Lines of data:

· · · ·

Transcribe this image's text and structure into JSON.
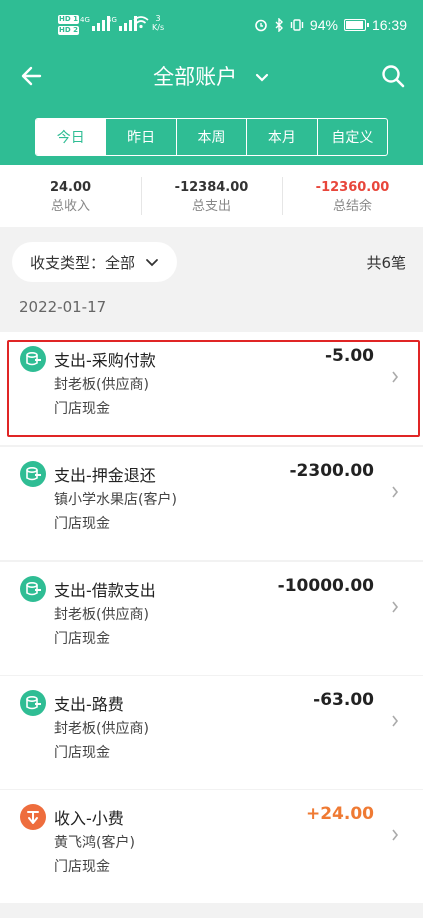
{
  "status_bar": {
    "sim1": "HD 1",
    "sim2": "HD 2",
    "net1": "4G",
    "net2": "4G",
    "speed_value": "3",
    "speed_unit": "K/s",
    "battery_pct": "94%",
    "time": "16:39"
  },
  "header": {
    "back_icon": "arrow-left-icon",
    "title": "全部账户",
    "dropdown_icon": "chevron-down-icon",
    "search_icon": "search-icon",
    "brand_color": "#2fbd94"
  },
  "tabs": [
    {
      "label": "今日",
      "active": true
    },
    {
      "label": "昨日",
      "active": false
    },
    {
      "label": "本周",
      "active": false
    },
    {
      "label": "本月",
      "active": false
    },
    {
      "label": "自定义",
      "active": false
    }
  ],
  "summary": {
    "income": {
      "value": "24.00",
      "label": "总收入"
    },
    "expense": {
      "value": "-12384.00",
      "label": "总支出"
    },
    "balance": {
      "value": "-12360.00",
      "label": "总结余",
      "color": "#e8463b"
    }
  },
  "filter": {
    "label": "收支类型：全部",
    "count": "共6笔"
  },
  "date_group": "2022-01-17",
  "records": [
    {
      "type_icon": "expense-icon",
      "title": "支出-采购付款",
      "amount": "-5.00",
      "party": "封老板(供应商)",
      "account": "门店现金",
      "highlighted": true
    },
    {
      "type_icon": "expense-icon",
      "title": "支出-押金退还",
      "amount": "-2300.00",
      "party": "镇小学水果店(客户)",
      "account": "门店现金"
    },
    {
      "type_icon": "expense-icon",
      "title": "支出-借款支出",
      "amount": "-10000.00",
      "party": "封老板(供应商)",
      "account": "门店现金"
    },
    {
      "type_icon": "expense-icon",
      "title": "支出-路费",
      "amount": "-63.00",
      "party": "封老板(供应商)",
      "account": "门店现金"
    },
    {
      "type_icon": "income-icon",
      "title": "收入-小费",
      "amount": "+24.00",
      "party": "黄飞鸿(客户)",
      "account": "门店现金",
      "amount_color": "#ef7a33"
    }
  ]
}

· · · ·

### EXERCISE
Copy the records word for word, leaving no picture in the copy.

### COMPLETE OUTPUT
Transcribe this image's text and structure into JSON.
{
  "status_bar": {
    "sim1": "HD 1",
    "sim2": "HD 2",
    "net1": "4G",
    "net2": "4G",
    "speed_value": "3",
    "speed_unit": "K/s",
    "battery_pct": "94%",
    "time": "16:39"
  },
  "header": {
    "back_icon": "arrow-left-icon",
    "title": "全部账户",
    "dropdown_icon": "chevron-down-icon",
    "search_icon": "search-icon",
    "brand_color": "#2fbd94"
  },
  "tabs": [
    {
      "label": "今日",
      "active": true
    },
    {
      "label": "昨日",
      "active": false
    },
    {
      "label": "本周",
      "active": false
    },
    {
      "label": "本月",
      "active": false
    },
    {
      "label": "自定义",
      "active": false
    }
  ],
  "summary": {
    "income": {
      "value": "24.00",
      "label": "总收入"
    },
    "expense": {
      "value": "-12384.00",
      "label": "总支出"
    },
    "balance": {
      "value": "-12360.00",
      "label": "总结余",
      "color": "#e8463b"
    }
  },
  "filter": {
    "label": "收支类型：全部",
    "count": "共6笔"
  },
  "date_group": "2022-01-17",
  "records": [
    {
      "type_icon": "expense-icon",
      "title": "支出-采购付款",
      "amount": "-5.00",
      "party": "封老板(供应商)",
      "account": "门店现金",
      "highlighted": true
    },
    {
      "type_icon": "expense-icon",
      "title": "支出-押金退还",
      "amount": "-2300.00",
      "party": "镇小学水果店(客户)",
      "account": "门店现金"
    },
    {
      "type_icon": "expense-icon",
      "title": "支出-借款支出",
      "amount": "-10000.00",
      "party": "封老板(供应商)",
      "account": "门店现金"
    },
    {
      "type_icon": "expense-icon",
      "title": "支出-路费",
      "amount": "-63.00",
      "party": "封老板(供应商)",
      "account": "门店现金"
    },
    {
      "type_icon": "income-icon",
      "title": "收入-小费",
      "amount": "+24.00",
      "party": "黄飞鸿(客户)",
      "account": "门店现金",
      "amount_color": "#ef7a33"
    }
  ]
}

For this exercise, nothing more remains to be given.